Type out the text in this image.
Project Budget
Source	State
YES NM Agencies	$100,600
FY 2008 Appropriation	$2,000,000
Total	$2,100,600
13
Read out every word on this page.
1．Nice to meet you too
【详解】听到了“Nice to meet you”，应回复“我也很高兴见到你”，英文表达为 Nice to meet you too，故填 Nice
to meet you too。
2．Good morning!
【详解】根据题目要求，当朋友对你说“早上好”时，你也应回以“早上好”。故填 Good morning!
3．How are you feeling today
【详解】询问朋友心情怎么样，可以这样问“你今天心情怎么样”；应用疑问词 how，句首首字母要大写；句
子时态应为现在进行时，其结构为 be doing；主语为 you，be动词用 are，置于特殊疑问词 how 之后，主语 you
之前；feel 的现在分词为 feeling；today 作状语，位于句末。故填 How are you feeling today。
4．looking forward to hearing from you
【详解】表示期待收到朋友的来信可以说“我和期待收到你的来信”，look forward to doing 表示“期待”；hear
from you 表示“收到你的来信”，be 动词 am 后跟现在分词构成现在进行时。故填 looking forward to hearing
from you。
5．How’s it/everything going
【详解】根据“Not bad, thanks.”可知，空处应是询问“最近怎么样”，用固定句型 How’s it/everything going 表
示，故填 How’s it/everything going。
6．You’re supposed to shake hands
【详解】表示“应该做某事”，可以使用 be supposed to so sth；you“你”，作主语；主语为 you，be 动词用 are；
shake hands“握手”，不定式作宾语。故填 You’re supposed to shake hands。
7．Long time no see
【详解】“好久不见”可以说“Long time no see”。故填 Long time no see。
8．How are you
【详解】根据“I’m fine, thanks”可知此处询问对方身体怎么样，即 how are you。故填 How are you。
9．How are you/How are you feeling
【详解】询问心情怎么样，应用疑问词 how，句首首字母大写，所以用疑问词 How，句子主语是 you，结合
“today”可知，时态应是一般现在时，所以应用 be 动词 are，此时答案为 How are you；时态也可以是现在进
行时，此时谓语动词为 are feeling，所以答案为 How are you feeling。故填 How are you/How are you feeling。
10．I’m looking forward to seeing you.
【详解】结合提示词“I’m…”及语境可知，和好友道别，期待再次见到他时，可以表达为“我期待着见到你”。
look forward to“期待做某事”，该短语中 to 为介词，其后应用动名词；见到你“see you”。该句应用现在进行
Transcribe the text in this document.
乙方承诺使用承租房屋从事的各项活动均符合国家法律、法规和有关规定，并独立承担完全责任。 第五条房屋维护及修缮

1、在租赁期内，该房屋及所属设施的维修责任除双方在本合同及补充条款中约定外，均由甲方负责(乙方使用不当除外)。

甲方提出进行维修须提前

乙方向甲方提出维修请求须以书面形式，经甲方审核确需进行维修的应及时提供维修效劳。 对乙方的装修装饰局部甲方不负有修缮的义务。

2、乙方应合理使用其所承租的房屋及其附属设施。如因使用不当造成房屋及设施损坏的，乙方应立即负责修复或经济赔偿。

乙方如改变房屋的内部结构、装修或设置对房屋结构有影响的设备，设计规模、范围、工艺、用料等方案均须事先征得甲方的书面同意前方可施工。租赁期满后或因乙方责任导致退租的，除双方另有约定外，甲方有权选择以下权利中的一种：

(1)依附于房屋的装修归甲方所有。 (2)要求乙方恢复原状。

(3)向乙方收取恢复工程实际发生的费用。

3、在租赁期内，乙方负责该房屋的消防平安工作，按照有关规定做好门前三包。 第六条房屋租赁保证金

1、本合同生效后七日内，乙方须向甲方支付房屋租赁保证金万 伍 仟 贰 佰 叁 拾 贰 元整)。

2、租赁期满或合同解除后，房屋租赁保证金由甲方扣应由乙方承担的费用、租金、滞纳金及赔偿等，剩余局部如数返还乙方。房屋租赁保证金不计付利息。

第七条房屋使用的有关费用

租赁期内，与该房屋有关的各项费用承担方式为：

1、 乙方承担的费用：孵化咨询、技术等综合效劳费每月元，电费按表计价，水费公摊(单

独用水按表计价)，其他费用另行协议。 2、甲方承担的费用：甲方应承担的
——
Reproduce each line verbatim.

Type out the text in this image.
Project Budget
Source	State
YES NM Agencies	$100,600
FY 2008 Appropriation	$2,000,000
Total	$2,100,600
13
Read out every word on this page.
1．Nice to meet you too
【详解】听到了“Nice to meet you”，应回复“我也很高兴见到你”，英文表达为 Nice to meet you too，故填 Nice
to meet you too。
2．Good morning!
【详解】根据题目要求，当朋友对你说“早上好”时，你也应回以“早上好”。故填 Good morning!
3．How are you feeling today
【详解】询问朋友心情怎么样，可以这样问“你今天心情怎么样”；应用疑问词 how，句首首字母要大写；句
子时态应为现在进行时，其结构为 be doing；主语为 you，be动词用 are，置于特殊疑问词 how 之后，主语 you
之前；feel 的现在分词为 feeling；today 作状语，位于句末。故填 How are you feeling today。
4．looking forward to hearing from you
【详解】表示期待收到朋友的来信可以说“我和期待收到你的来信”，look forward to doing 表示“期待”；hear
from you 表示“收到你的来信”，be 动词 am 后跟现在分词构成现在进行时。故填 looking forward to hearing
from you。
5．How’s it/everything going
【详解】根据“Not bad, thanks.”可知，空处应是询问“最近怎么样”，用固定句型 How’s it/everything going 表
示，故填 How’s it/everything going。
6．You’re supposed to shake hands
【详解】表示“应该做某事”，可以使用 be supposed to so sth；you“你”，作主语；主语为 you，be 动词用 are；
shake hands“握手”，不定式作宾语。故填 You’re supposed to shake hands。
7．Long time no see
【详解】“好久不见”可以说“Long time no see”。故填 Long time no see。
8．How are you
【详解】根据“I’m fine, thanks”可知此处询问对方身体怎么样，即 how are you。故填 How are you。
9．How are you/How are you feeling
【详解】询问心情怎么样，应用疑问词 how，句首首字母大写，所以用疑问词 How，句子主语是 you，结合
“today”可知，时态应是一般现在时，所以应用 be 动词 are，此时答案为 How are you；时态也可以是现在进
行时，此时谓语动词为 are feeling，所以答案为 How are you feeling。故填 How are you/How are you feeling。
10．I’m looking forward to seeing you.
【详解】结合提示词“I’m…”及语境可知，和好友道别，期待再次见到他时，可以表达为“我期待着见到你”。
look forward to“期待做某事”，该短语中 to 为介词，其后应用动名词；见到你“see you”。该句应用现在进行
Transcribe the text in this document.
乙方承诺使用承租房屋从事的各项活动均符合国家法律、法规和有关规定，并独立承担完全责任。 第五条房屋维护及修缮

1、在租赁期内，该房屋及所属设施的维修责任除双方在本合同及补充条款中约定外，均由甲方负责(乙方使用不当除外)。

甲方提出进行维修须提前

乙方向甲方提出维修请求须以书面形式，经甲方审核确需进行维修的应及时提供维修效劳。 对乙方的装修装饰局部甲方不负有修缮的义务。

2、乙方应合理使用其所承租的房屋及其附属设施。如因使用不当造成房屋及设施损坏的，乙方应立即负责修复或经济赔偿。

乙方如改变房屋的内部结构、装修或设置对房屋结构有影响的设备，设计规模、范围、工艺、用料等方案均须事先征得甲方的书面同意前方可施工。租赁期满后或因乙方责任导致退租的，除双方另有约定外，甲方有权选择以下权利中的一种：

(1)依附于房屋的装修归甲方所有。 (2)要求乙方恢复原状。

(3)向乙方收取恢复工程实际发生的费用。

3、在租赁期内，乙方负责该房屋的消防平安工作，按照有关规定做好门前三包。 第六条房屋租赁保证金

1、本合同生效后七日内，乙方须向甲方支付房屋租赁保证金万 伍 仟 贰 佰 叁 拾 贰 元整)。

2、租赁期满或合同解除后，房屋租赁保证金由甲方扣应由乙方承担的费用、租金、滞纳金及赔偿等，剩余局部如数返还乙方。房屋租赁保证金不计付利息。

第七条房屋使用的有关费用

租赁期内，与该房屋有关的各项费用承担方式为：

1、 乙方承担的费用：孵化咨询、技术等综合效劳费每月元，电费按表计价，水费公摊(单

独用水按表计价)，其他费用另行协议。 2、甲方承担的费用：甲方应承担的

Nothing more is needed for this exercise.